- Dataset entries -
—————

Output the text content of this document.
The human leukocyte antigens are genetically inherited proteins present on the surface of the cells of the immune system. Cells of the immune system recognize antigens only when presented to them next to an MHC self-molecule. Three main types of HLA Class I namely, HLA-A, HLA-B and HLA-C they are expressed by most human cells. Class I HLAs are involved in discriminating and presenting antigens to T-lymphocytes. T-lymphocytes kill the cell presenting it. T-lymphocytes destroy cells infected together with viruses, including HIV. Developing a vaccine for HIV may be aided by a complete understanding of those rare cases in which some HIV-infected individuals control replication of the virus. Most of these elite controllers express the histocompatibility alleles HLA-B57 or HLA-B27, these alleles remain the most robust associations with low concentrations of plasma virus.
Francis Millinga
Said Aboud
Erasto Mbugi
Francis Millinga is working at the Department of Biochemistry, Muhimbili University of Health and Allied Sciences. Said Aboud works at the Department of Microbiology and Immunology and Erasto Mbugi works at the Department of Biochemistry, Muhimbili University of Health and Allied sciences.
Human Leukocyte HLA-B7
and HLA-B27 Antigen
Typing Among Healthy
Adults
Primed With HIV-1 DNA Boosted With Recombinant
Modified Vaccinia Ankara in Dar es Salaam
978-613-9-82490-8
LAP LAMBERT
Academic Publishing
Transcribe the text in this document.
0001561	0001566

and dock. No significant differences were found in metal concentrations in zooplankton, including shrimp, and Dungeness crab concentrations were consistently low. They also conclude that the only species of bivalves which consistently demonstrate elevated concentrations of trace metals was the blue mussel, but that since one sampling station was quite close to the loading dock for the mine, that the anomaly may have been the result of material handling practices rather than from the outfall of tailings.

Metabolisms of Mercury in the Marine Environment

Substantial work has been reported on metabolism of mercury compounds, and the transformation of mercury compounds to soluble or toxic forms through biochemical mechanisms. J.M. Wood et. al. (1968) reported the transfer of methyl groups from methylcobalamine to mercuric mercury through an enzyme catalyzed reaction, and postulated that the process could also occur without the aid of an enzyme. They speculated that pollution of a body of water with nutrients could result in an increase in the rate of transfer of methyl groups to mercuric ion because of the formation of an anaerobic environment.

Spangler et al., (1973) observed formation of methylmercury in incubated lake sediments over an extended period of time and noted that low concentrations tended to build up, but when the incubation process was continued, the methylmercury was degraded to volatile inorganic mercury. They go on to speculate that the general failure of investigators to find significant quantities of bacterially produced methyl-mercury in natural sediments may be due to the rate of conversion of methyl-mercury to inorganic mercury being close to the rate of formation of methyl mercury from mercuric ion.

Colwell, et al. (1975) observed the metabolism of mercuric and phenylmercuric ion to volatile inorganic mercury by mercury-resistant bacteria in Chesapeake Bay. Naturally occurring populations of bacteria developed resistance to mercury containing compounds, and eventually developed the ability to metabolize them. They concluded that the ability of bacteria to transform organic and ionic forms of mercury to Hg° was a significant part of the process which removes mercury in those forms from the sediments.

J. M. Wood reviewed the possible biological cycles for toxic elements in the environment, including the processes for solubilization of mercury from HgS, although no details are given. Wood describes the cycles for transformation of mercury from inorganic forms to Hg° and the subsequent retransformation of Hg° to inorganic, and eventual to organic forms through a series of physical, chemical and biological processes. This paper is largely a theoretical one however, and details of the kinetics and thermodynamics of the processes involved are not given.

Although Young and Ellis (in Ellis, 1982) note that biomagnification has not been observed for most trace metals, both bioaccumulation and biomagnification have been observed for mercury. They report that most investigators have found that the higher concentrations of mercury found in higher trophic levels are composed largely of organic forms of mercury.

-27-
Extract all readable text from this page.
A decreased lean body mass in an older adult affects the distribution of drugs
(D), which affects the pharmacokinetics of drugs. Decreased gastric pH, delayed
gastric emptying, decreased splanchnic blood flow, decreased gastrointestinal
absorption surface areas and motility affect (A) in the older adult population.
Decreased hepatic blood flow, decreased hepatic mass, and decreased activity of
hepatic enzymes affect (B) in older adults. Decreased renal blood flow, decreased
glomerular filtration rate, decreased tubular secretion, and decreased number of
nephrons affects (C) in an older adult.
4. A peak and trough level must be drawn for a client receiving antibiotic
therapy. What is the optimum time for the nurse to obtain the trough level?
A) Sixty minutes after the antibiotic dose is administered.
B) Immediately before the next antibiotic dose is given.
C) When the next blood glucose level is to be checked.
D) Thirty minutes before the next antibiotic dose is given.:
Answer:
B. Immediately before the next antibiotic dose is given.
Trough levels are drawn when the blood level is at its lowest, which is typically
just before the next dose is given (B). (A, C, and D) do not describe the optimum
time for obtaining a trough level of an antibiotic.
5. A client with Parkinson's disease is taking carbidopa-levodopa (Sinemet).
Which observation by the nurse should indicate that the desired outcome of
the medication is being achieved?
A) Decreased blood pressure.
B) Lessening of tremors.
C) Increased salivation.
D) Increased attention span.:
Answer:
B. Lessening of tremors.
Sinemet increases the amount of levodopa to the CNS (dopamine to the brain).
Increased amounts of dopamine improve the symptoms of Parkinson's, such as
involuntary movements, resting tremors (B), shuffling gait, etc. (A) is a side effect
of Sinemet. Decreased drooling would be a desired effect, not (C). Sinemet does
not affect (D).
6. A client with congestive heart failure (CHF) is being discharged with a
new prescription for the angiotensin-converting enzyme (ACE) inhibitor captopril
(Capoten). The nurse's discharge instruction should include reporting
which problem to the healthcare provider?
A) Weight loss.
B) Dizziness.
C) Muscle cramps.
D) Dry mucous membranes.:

—————

- What the task requires -
For the records above, give the number of lines containing the string "drugs" and no other words.

- Exercise response -
2